>> BEGIN Exercise material
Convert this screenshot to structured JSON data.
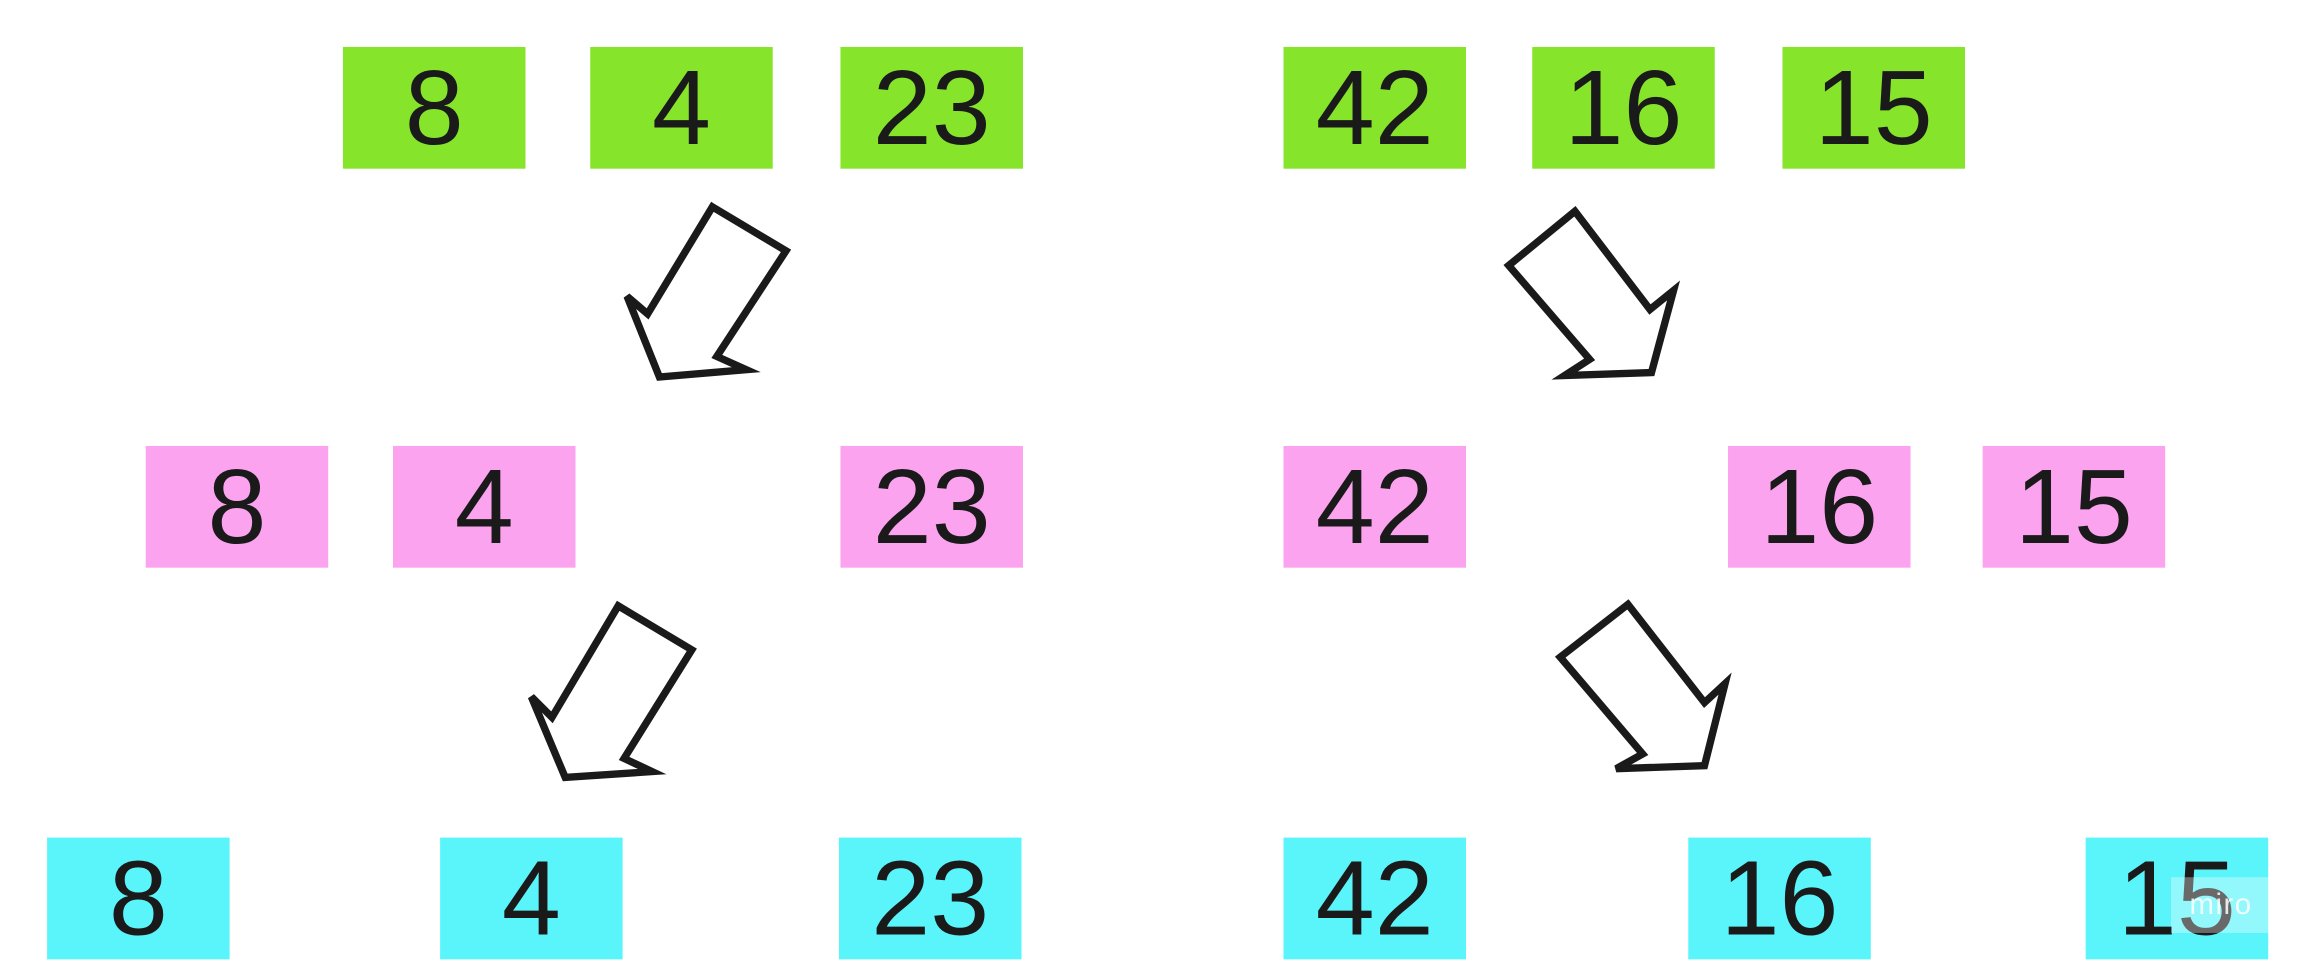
{
  "rows": {
    "top": [
      "8",
      "4",
      "23",
      "42",
      "16",
      "15"
    ],
    "middle": [
      "8",
      "4",
      "23",
      "42",
      "16",
      "15"
    ],
    "bottom": [
      "8",
      "4",
      "23",
      "42",
      "16",
      "15"
    ]
  },
  "colors": {
    "top": "#86e52a",
    "middle": "#fca3ef",
    "bottom": "#5af5fb",
    "arrow_stroke": "#1a1a1a",
    "text": "#1a1a1a"
  },
  "watermark": "miro"
}
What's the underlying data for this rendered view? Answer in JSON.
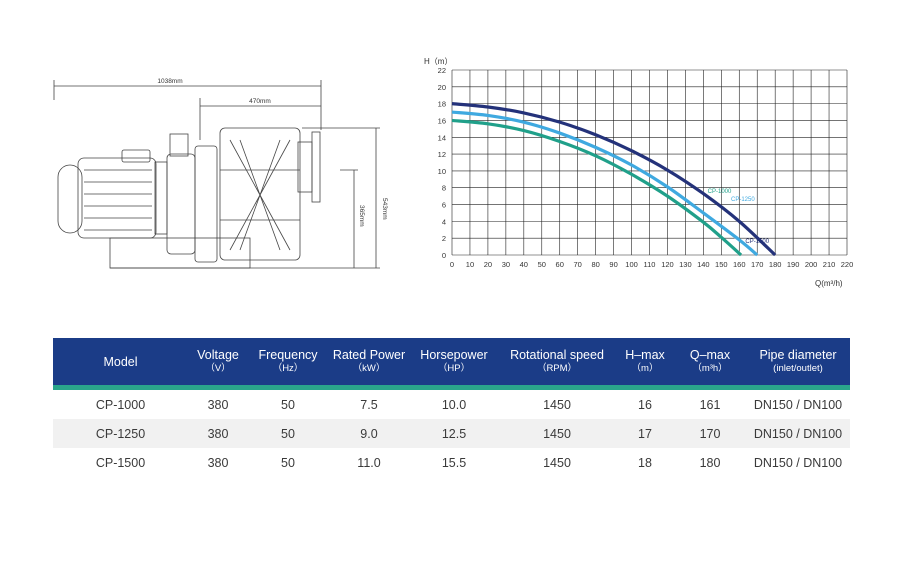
>> END Exercise material
* **Description of the task**
Will you set down the records word for word while leaving out every picture?

* **Written reply**
Convert this screenshot to structured JSON data.
{
  "rows": {
    "top": [
      "8",
      "4",
      "23",
      "42",
      "16",
      "15"
    ],
    "middle": [
      "8",
      "4",
      "23",
      "42",
      "16",
      "15"
    ],
    "bottom": [
      "8",
      "4",
      "23",
      "42",
      "16",
      "15"
    ]
  },
  "colors": {
    "top": "#86e52a",
    "middle": "#fca3ef",
    "bottom": "#5af5fb",
    "arrow_stroke": "#1a1a1a",
    "text": "#1a1a1a"
  },
  "watermark": "miro"
}
What's the underlying data for this rendered view? Answer in JSON.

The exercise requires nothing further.